● OBJECTIVE
Return the records, each one exactly as written.

===== WORKING DATA =====

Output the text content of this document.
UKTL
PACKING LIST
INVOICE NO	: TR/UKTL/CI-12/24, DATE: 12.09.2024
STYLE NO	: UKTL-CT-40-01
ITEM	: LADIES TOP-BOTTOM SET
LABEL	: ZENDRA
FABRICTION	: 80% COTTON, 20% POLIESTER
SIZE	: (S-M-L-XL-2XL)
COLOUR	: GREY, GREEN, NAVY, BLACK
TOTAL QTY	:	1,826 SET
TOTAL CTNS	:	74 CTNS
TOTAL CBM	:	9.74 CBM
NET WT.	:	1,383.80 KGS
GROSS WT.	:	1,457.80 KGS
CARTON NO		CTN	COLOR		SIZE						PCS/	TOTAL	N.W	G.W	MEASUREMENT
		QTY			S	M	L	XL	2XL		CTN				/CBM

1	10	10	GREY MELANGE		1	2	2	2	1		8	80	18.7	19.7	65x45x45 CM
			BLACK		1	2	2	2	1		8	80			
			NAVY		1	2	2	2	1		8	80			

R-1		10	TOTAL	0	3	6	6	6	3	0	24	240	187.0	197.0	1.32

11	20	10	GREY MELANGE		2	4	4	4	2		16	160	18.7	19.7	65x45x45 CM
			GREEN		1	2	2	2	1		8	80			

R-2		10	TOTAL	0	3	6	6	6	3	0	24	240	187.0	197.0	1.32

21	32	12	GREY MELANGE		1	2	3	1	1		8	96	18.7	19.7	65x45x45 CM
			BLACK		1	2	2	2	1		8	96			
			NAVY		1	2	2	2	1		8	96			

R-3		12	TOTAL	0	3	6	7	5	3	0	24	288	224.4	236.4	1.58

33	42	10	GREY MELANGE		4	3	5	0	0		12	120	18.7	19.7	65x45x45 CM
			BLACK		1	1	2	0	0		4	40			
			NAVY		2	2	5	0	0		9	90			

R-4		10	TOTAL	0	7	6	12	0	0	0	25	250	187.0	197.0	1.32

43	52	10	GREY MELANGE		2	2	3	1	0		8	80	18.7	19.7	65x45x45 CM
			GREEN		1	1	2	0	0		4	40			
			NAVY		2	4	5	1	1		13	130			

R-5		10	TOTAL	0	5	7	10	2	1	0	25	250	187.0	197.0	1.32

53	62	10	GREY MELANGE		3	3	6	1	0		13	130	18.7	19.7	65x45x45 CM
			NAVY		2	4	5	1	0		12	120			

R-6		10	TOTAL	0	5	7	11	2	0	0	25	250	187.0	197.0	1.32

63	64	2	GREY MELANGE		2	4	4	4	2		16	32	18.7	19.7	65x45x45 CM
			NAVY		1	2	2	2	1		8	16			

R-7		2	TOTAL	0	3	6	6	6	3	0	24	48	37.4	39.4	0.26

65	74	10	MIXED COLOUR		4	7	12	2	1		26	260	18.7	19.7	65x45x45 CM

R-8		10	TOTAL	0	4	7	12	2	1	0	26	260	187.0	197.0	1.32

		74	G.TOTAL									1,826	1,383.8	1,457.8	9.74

=====

● SOLVED PROBLEM
Output the text content of this document.
UKTL
PACKING LIST
INVOICE NO	: TR/UKTL/CI-12/24, DATE: 12.09.2024
STYLE NO	: UKTL-CT-40-01
ITEM	: LADIES TOP-BOTTOM SET
LABEL	: ZENDRA
FABRICTION	: 80% COTTON, 20% POLIESTER
SIZE	: (S-M-L-XL-2XL)
COLOUR	: GREY, GREEN, NAVY, BLACK
TOTAL QTY	:	1,826 SET
TOTAL CTNS	:	74 CTNS
TOTAL CBM	:	9.74 CBM
NET WT.	:	1,383.80 KGS
GROSS WT.	:	1,457.80 KGS
CARTON NO		CTN	COLOR		SIZE						PCS/	TOTAL	N.W	G.W	MEASUREMENT
		QTY			S	M	L	XL	2XL		CTN				/CBM

1	10	10	GREY MELANGE		1	2	2	2	1		8	80	18.7	19.7	65x45x45 CM
			BLACK		1	2	2	2	1		8	80			
			NAVY		1	2	2	2	1		8	80			

R-1		10	TOTAL	0	3	6	6	6	3	0	24	240	187.0	197.0	1.32

11	20	10	GREY MELANGE		2	4	4	4	2		16	160	18.7	19.7	65x45x45 CM
			GREEN		1	2	2	2	1		8	80			

R-2		10	TOTAL	0	3	6	6	6	3	0	24	240	187.0	197.0	1.32

21	32	12	GREY MELANGE		1	2	3	1	1		8	96	18.7	19.7	65x45x45 CM
			BLACK		1	2	2	2	1		8	96			
			NAVY		1	2	2	2	1		8	96			

R-3		12	TOTAL	0	3	6	7	5	3	0	24	288	224.4	236.4	1.58

33	42	10	GREY MELANGE		4	3	5	0	0		12	120	18.7	19.7	65x45x45 CM
			BLACK		1	1	2	0	0		4	40			
			NAVY		2	2	5	0	0		9	90			

R-4		10	TOTAL	0	7	6	12	0	0	0	25	250	187.0	197.0	1.32

43	52	10	GREY MELANGE		2	2	3	1	0		8	80	18.7	19.7	65x45x45 CM
			GREEN		1	1	2	0	0		4	40			
			NAVY		2	4	5	1	1		13	130			

R-5		10	TOTAL	0	5	7	10	2	1	0	25	250	187.0	197.0	1.32

53	62	10	GREY MELANGE		3	3	6	1	0		13	130	18.7	19.7	65x45x45 CM
			NAVY		2	4	5	1	0		12	120			

R-6		10	TOTAL	0	5	7	11	2	0	0	25	250	187.0	197.0	1.32

63	64	2	GREY MELANGE		2	4	4	4	2		16	32	18.7	19.7	65x45x45 CM
			NAVY		1	2	2	2	1		8	16			

R-7		2	TOTAL	0	3	6	6	6	3	0	24	48	37.4	39.4	0.26

65	74	10	MIXED COLOUR		4	7	12	2	1		26	260	18.7	19.7	65x45x45 CM

R-8		10	TOTAL	0	4	7	12	2	1	0	26	260	187.0	197.0	1.32

		74	G.TOTAL									1,826	1,383.8	1,457.8	9.74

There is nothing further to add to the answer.